Items from a figure collection:
++++++++++++++++++++
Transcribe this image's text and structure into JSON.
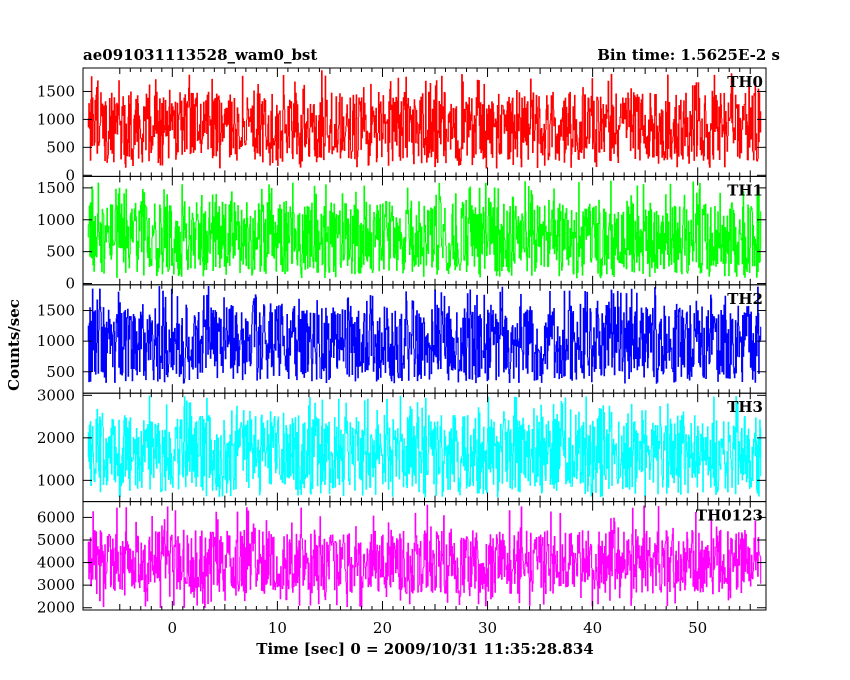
{
  "header": {
    "title": "ae091031113528_wam0_bst",
    "bin_time": "Bin time: 1.5625E-2 s"
  },
  "axes": {
    "xlabel": "Time [sec] 0 = 2009/10/31 11:35:28.834",
    "ylabel": "Counts/sec"
  },
  "chart_data": {
    "type": "line",
    "x_range": [
      -8.5,
      56.5
    ],
    "x_ticks": [
      0,
      10,
      20,
      30,
      40,
      50
    ],
    "x_data_extent": [
      -8.0,
      56.0
    ],
    "bin_time_s": 0.015625,
    "dip_time": 27.3,
    "grid": false,
    "panels": [
      {
        "name": "TH0",
        "color": "#ff0000",
        "ylim": [
          -20,
          1920
        ],
        "yticks": [
          0,
          500,
          1000,
          1500
        ],
        "mean": 860,
        "low": 250,
        "high": 1500,
        "peak": 1880,
        "dip_low": 120
      },
      {
        "name": "TH1",
        "color": "#00ff00",
        "ylim": [
          -20,
          1680
        ],
        "yticks": [
          0,
          500,
          1000,
          1500
        ],
        "mean": 720,
        "low": 150,
        "high": 1300,
        "peak": 1620,
        "dip_low": 80
      },
      {
        "name": "TH2",
        "color": "#0000ff",
        "ylim": [
          150,
          1920
        ],
        "yticks": [
          500,
          1000,
          1500
        ],
        "mean": 1000,
        "low": 380,
        "high": 1600,
        "peak": 1900,
        "dip_low": 300
      },
      {
        "name": "TH3",
        "color": "#00ffff",
        "ylim": [
          500,
          3050
        ],
        "yticks": [
          1000,
          2000,
          3000
        ],
        "mean": 1550,
        "low": 750,
        "high": 2550,
        "peak": 3000,
        "dip_low": 600
      },
      {
        "name": "TH0123",
        "color": "#ff00ff",
        "ylim": [
          1900,
          6700
        ],
        "yticks": [
          2000,
          3000,
          4000,
          5000,
          6000
        ],
        "mean": 3950,
        "low": 2600,
        "high": 5450,
        "peak": 6600,
        "dip_low": 1950
      }
    ]
  }
}
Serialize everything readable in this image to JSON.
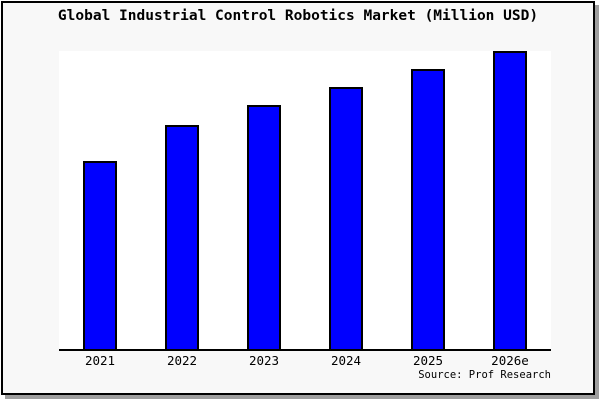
++++++++++++++++++++
**WHAT YOU NEED TO DO:** None of the pictures should appear; repeat the records exactly otherwise.

**OUTPUT FOR THIS TASK:**
Transcribe this image's text and structure into JSON.
{
  "header": {
    "title": "ae091031113528_wam0_bst",
    "bin_time": "Bin time: 1.5625E-2 s"
  },
  "axes": {
    "xlabel": "Time [sec] 0 = 2009/10/31 11:35:28.834",
    "ylabel": "Counts/sec"
  },
  "chart_data": {
    "type": "line",
    "x_range": [
      -8.5,
      56.5
    ],
    "x_ticks": [
      0,
      10,
      20,
      30,
      40,
      50
    ],
    "x_data_extent": [
      -8.0,
      56.0
    ],
    "bin_time_s": 0.015625,
    "dip_time": 27.3,
    "grid": false,
    "panels": [
      {
        "name": "TH0",
        "color": "#ff0000",
        "ylim": [
          -20,
          1920
        ],
        "yticks": [
          0,
          500,
          1000,
          1500
        ],
        "mean": 860,
        "low": 250,
        "high": 1500,
        "peak": 1880,
        "dip_low": 120
      },
      {
        "name": "TH1",
        "color": "#00ff00",
        "ylim": [
          -20,
          1680
        ],
        "yticks": [
          0,
          500,
          1000,
          1500
        ],
        "mean": 720,
        "low": 150,
        "high": 1300,
        "peak": 1620,
        "dip_low": 80
      },
      {
        "name": "TH2",
        "color": "#0000ff",
        "ylim": [
          150,
          1920
        ],
        "yticks": [
          500,
          1000,
          1500
        ],
        "mean": 1000,
        "low": 380,
        "high": 1600,
        "peak": 1900,
        "dip_low": 300
      },
      {
        "name": "TH3",
        "color": "#00ffff",
        "ylim": [
          500,
          3050
        ],
        "yticks": [
          1000,
          2000,
          3000
        ],
        "mean": 1550,
        "low": 750,
        "high": 2550,
        "peak": 3000,
        "dip_low": 600
      },
      {
        "name": "TH0123",
        "color": "#ff00ff",
        "ylim": [
          1900,
          6700
        ],
        "yticks": [
          2000,
          3000,
          4000,
          5000,
          6000
        ],
        "mean": 3950,
        "low": 2600,
        "high": 5450,
        "peak": 6600,
        "dip_low": 1950
      }
    ]
  }
}
Serialize everything readable in this image to JSON.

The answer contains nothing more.